_Written exercise:_ Lines holding the string "inną" are the ones to copy from this listing.

(Stored entries)

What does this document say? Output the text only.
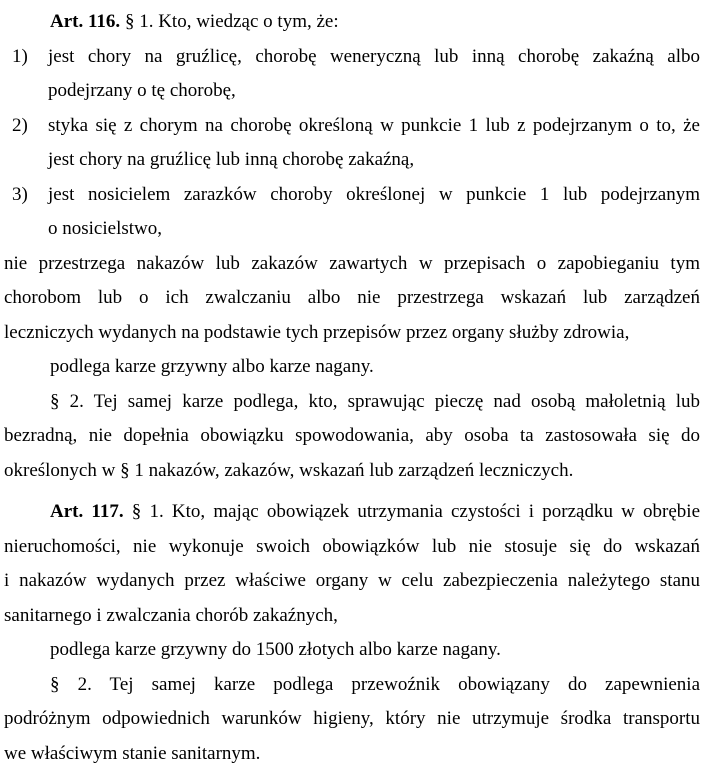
Art. 116. § 1. Kto, wiedząc o tym, że:
1) jest chory na gruźlicę, chorobę weneryczną lub inną chorobę zakaźną albo
podejrzany o tę chorobę,
2) styka się z chorym na chorobę określoną w punkcie 1 lub z podejrzanym o to, że
jest chory na gruźlicę lub inną chorobę zakaźną,
3) jest nosicielem zarazków choroby określonej w punkcie 1 lub podejrzanym
o nosicielstwo,
nie przestrzega nakazów lub zakazów zawartych w przepisach o zapobieganiu tym
chorobom lub o ich zwalczaniu albo nie przestrzega wskazań lub zarządzeń
leczniczych wydanych na podstawie tych przepisów przez organy służby zdrowia,
podlega karze grzywny albo karze nagany.
§ 2. Tej samej karze podlega, kto, sprawując pieczę nad osobą małoletnią lub
bezradną, nie dopełnia obowiązku spowodowania, aby osoba ta zastosowała się do
określonych w § 1 nakazów, zakazów, wskazań lub zarządzeń leczniczych.
Art. 117. § 1. Kto, mając obowiązek utrzymania czystości i porządku w obrębie
nieruchomości, nie wykonuje swoich obowiązków lub nie stosuje się do wskazań
i nakazów wydanych przez właściwe organy w celu zabezpieczenia należytego stanu
sanitarnego i zwalczania chorób zakaźnych,
podlega karze grzywny do 1500 złotych albo karze nagany.
§ 2. Tej samej karze podlega przewoźnik obowiązany do zapewnienia
podróżnym odpowiednich warunków higieny, który nie utrzymuje środka transportu
we właściwym stanie sanitarnym.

_Answer to the exercise:_
1) jest chory na gruźlicę, chorobę weneryczną lub inną chorobę zakaźną albo
jest chory na gruźlicę lub inną chorobę zakaźną,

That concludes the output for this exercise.